#### Data listing:
[BEGIN]

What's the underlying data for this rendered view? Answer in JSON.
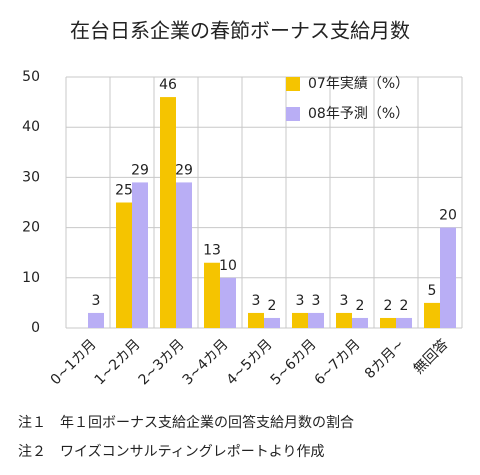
{
  "chart_data": {
    "type": "bar",
    "title": "在台日系企業の春節ボーナス支給月数",
    "categories": [
      "0~1カ月",
      "1~2カ月",
      "2~3カ月",
      "3~4カ月",
      "4~5カ月",
      "5~6カ月",
      "6~7カ月",
      "8カ月~",
      "無回答"
    ],
    "series": [
      {
        "name": "07年実績（%）",
        "color": "#f5c400",
        "values": [
          null,
          25,
          46,
          13,
          3,
          3,
          3,
          2,
          5
        ]
      },
      {
        "name": "08年予測（%）",
        "color": "#b9aef5",
        "values": [
          3,
          29,
          29,
          10,
          2,
          3,
          2,
          2,
          20
        ]
      }
    ],
    "ylim": [
      0,
      50
    ],
    "yticks": [
      0,
      10,
      20,
      30,
      40,
      50
    ],
    "grid": true,
    "legend": "upper right",
    "notes": [
      "注１　年１回ボーナス支給企業の回答支給月数の割合",
      "注２　ワイズコンサルティングレポートより作成"
    ]
  }
}
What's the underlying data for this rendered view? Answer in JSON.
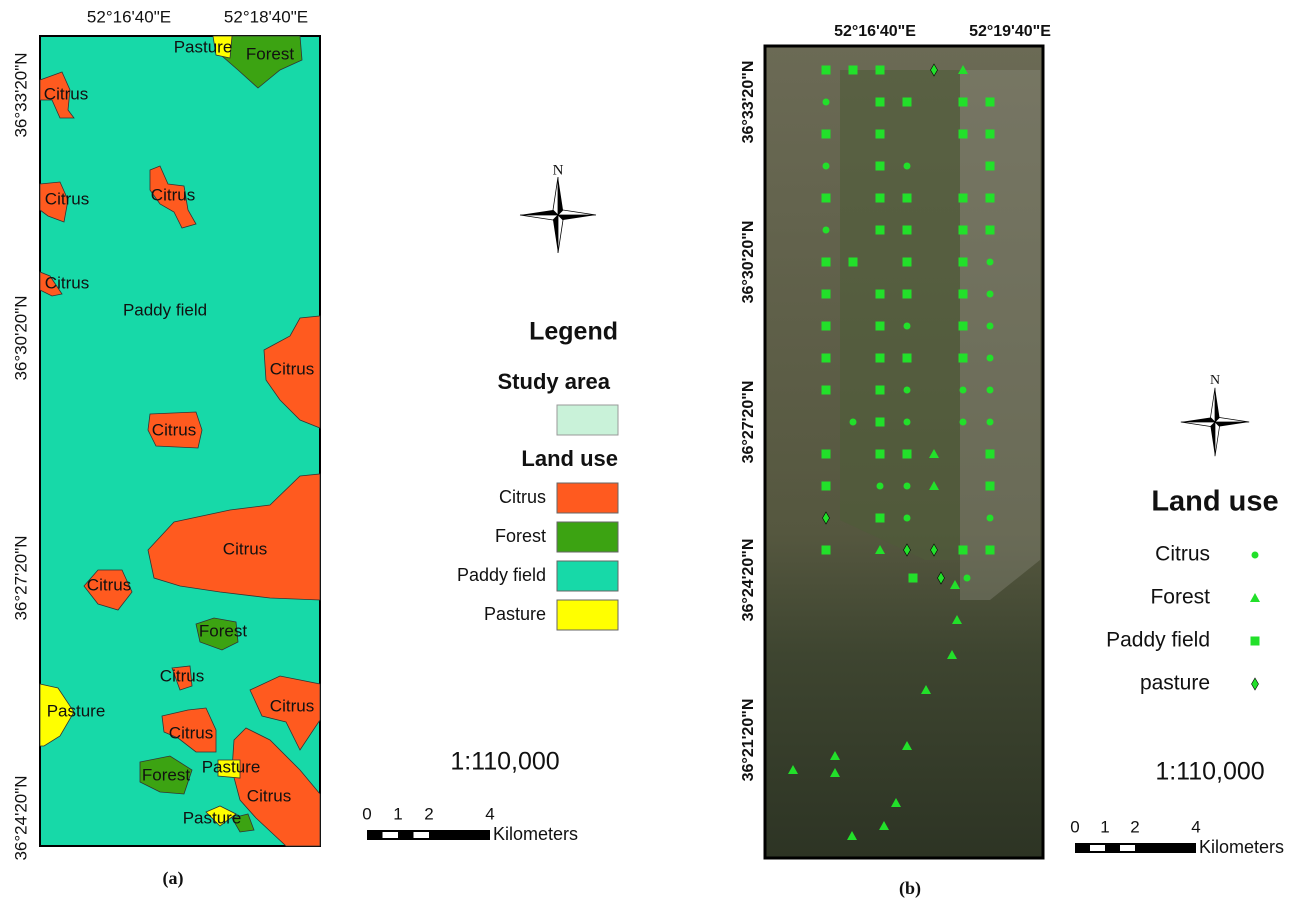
{
  "panel_a": {
    "caption": "(a)",
    "lon_labels": [
      "52°16'40\"E",
      "52°18'40\"E"
    ],
    "lat_labels": [
      "36°33'20\"N",
      "36°30'20\"N",
      "36°27'20\"N",
      "36°24'20\"N"
    ],
    "map_labels": [
      "Pasture",
      "Forest",
      "Citrus",
      "Citrus",
      "Citrus",
      "Citrus",
      "Paddy field",
      "Citrus",
      "Citrus",
      "Citrus",
      "Citrus",
      "Forest",
      "Citrus",
      "Pasture",
      "Citrus",
      "Citrus",
      "Pasture",
      "Forest",
      "Citrus",
      "Pasture"
    ],
    "legend": {
      "title": "Legend",
      "study_area": "Study area",
      "land_use": "Land use",
      "items": [
        "Citrus",
        "Forest",
        "Paddy field",
        "Pasture"
      ]
    },
    "north": "N",
    "scale": "1:110,000",
    "scale_ticks": [
      "0",
      "1",
      "2",
      "4"
    ],
    "scale_unit": "Kilometers"
  },
  "panel_b": {
    "caption": "(b)",
    "lon_labels": [
      "52°16'40\"E",
      "52°19'40\"E"
    ],
    "lat_labels": [
      "36°33'20\"N",
      "36°30'20\"N",
      "36°27'20\"N",
      "36°24'20\"N",
      "36°21'20\"N"
    ],
    "legend": {
      "title": "Land use",
      "items": [
        "Citrus",
        "Forest",
        "Paddy field",
        "pasture"
      ]
    },
    "north": "N",
    "scale": "1:110,000",
    "scale_ticks": [
      "0",
      "1",
      "2",
      "4"
    ],
    "scale_unit": "Kilometers"
  }
}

[END]

#### Task to carry out:
Reproduce each entry verbatim, excluding any embedded images.

#### Written response:
What's the underlying data for this rendered view? Answer in JSON.
{
  "chart_data": {
    "type": "bar",
    "title": "在台日系企業の春節ボーナス支給月数",
    "categories": [
      "0~1カ月",
      "1~2カ月",
      "2~3カ月",
      "3~4カ月",
      "4~5カ月",
      "5~6カ月",
      "6~7カ月",
      "8カ月~",
      "無回答"
    ],
    "series": [
      {
        "name": "07年実績（%）",
        "color": "#f5c400",
        "values": [
          null,
          25,
          46,
          13,
          3,
          3,
          3,
          2,
          5
        ]
      },
      {
        "name": "08年予測（%）",
        "color": "#b9aef5",
        "values": [
          3,
          29,
          29,
          10,
          2,
          3,
          2,
          2,
          20
        ]
      }
    ],
    "ylim": [
      0,
      50
    ],
    "yticks": [
      0,
      10,
      20,
      30,
      40,
      50
    ],
    "grid": true,
    "legend": "upper right",
    "notes": [
      "注１　年１回ボーナス支給企業の回答支給月数の割合",
      "注２　ワイズコンサルティングレポートより作成"
    ]
  }
}
What's the underlying data for this rendered view? Answer in JSON.
{
  "panel_a": {
    "caption": "(a)",
    "lon_labels": [
      "52°16'40\"E",
      "52°18'40\"E"
    ],
    "lat_labels": [
      "36°33'20\"N",
      "36°30'20\"N",
      "36°27'20\"N",
      "36°24'20\"N"
    ],
    "map_labels": [
      "Pasture",
      "Forest",
      "Citrus",
      "Citrus",
      "Citrus",
      "Citrus",
      "Paddy field",
      "Citrus",
      "Citrus",
      "Citrus",
      "Citrus",
      "Forest",
      "Citrus",
      "Pasture",
      "Citrus",
      "Citrus",
      "Pasture",
      "Forest",
      "Citrus",
      "Pasture"
    ],
    "legend": {
      "title": "Legend",
      "study_area": "Study area",
      "land_use": "Land use",
      "items": [
        "Citrus",
        "Forest",
        "Paddy field",
        "Pasture"
      ]
    },
    "north": "N",
    "scale": "1:110,000",
    "scale_ticks": [
      "0",
      "1",
      "2",
      "4"
    ],
    "scale_unit": "Kilometers"
  },
  "panel_b": {
    "caption": "(b)",
    "lon_labels": [
      "52°16'40\"E",
      "52°19'40\"E"
    ],
    "lat_labels": [
      "36°33'20\"N",
      "36°30'20\"N",
      "36°27'20\"N",
      "36°24'20\"N",
      "36°21'20\"N"
    ],
    "legend": {
      "title": "Land use",
      "items": [
        "Citrus",
        "Forest",
        "Paddy field",
        "pasture"
      ]
    },
    "north": "N",
    "scale": "1:110,000",
    "scale_ticks": [
      "0",
      "1",
      "2",
      "4"
    ],
    "scale_unit": "Kilometers"
  }
}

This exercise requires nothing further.